— START —

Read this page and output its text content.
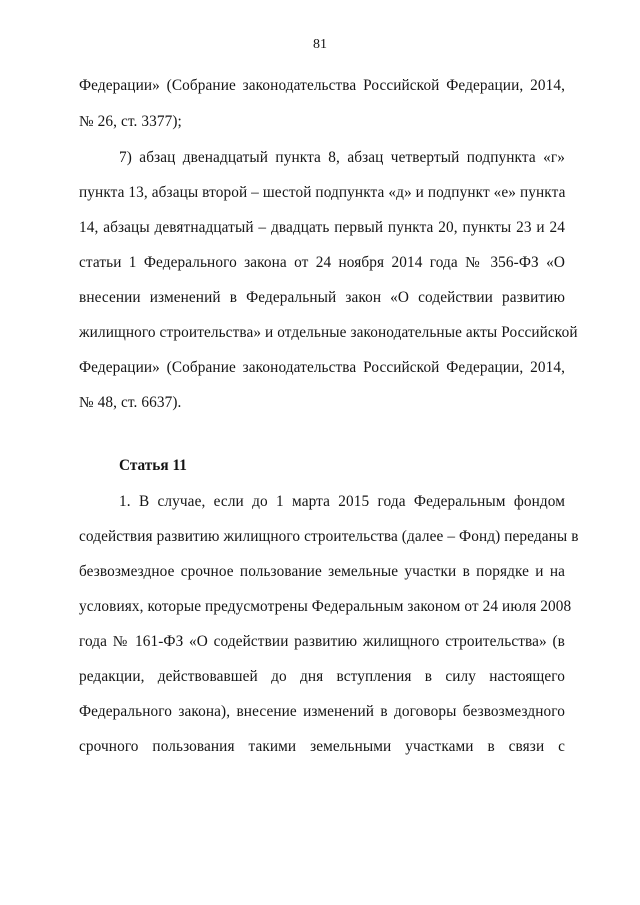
81
Федерации» (Собрание законодательства Российской Федерации, 2014,
№ 26, ст. 3377);
7) абзац двенадцатый пункта 8, абзац четвертый подпункта «г»
пункта 13, абзацы второй – шестой подпункта «д» и подпункт «е» пункта
14, абзацы девятнадцатый – двадцать первый пункта 20, пункты 23 и 24
статьи 1 Федерального закона от 24 ноября 2014 года № 356-ФЗ «О
внесении изменений в Федеральный закон «О содействии развитию
жилищного строительства» и отдельные законодательные акты Российской
Федерации» (Собрание законодательства Российской Федерации, 2014,
№ 48, ст. 6637).
Статья 11
1. В случае, если до 1 марта 2015 года Федеральным фондом
содействия развитию жилищного строительства (далее – Фонд) переданы в
безвозмездное срочное пользование земельные участки в порядке и на
условиях, которые предусмотрены Федеральным законом от 24 июля 2008
года № 161-ФЗ «О содействии развитию жилищного строительства» (в
редакции, действовавшей до дня вступления в силу настоящего
Федерального закона), внесение изменений в договоры безвозмездного
срочного пользования такими земельными участками в связи с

— END —

| YOUR OBJECTIVE |
Output the full set of records above without changing a word, and drop the images.

| RESULT FOR THIS TASK |
Read this page and output its text content.
81
Федерации» (Собрание законодательства Российской Федерации, 2014,
№ 26, ст. 3377);
7) абзац двенадцатый пункта 8, абзац четвертый подпункта «г»
пункта 13, абзацы второй – шестой подпункта «д» и подпункт «е» пункта
14, абзацы девятнадцатый – двадцать первый пункта 20, пункты 23 и 24
статьи 1 Федерального закона от 24 ноября 2014 года № 356-ФЗ «О
внесении изменений в Федеральный закон «О содействии развитию
жилищного строительства» и отдельные законодательные акты Российской
Федерации» (Собрание законодательства Российской Федерации, 2014,
№ 48, ст. 6637).
Статья 11
1. В случае, если до 1 марта 2015 года Федеральным фондом
содействия развитию жилищного строительства (далее – Фонд) переданы в
безвозмездное срочное пользование земельные участки в порядке и на
условиях, которые предусмотрены Федеральным законом от 24 июля 2008
года № 161-ФЗ «О содействии развитию жилищного строительства» (в
редакции, действовавшей до дня вступления в силу настоящего
Федерального закона), внесение изменений в договоры безвозмездного
срочного пользования такими земельными участками в связи с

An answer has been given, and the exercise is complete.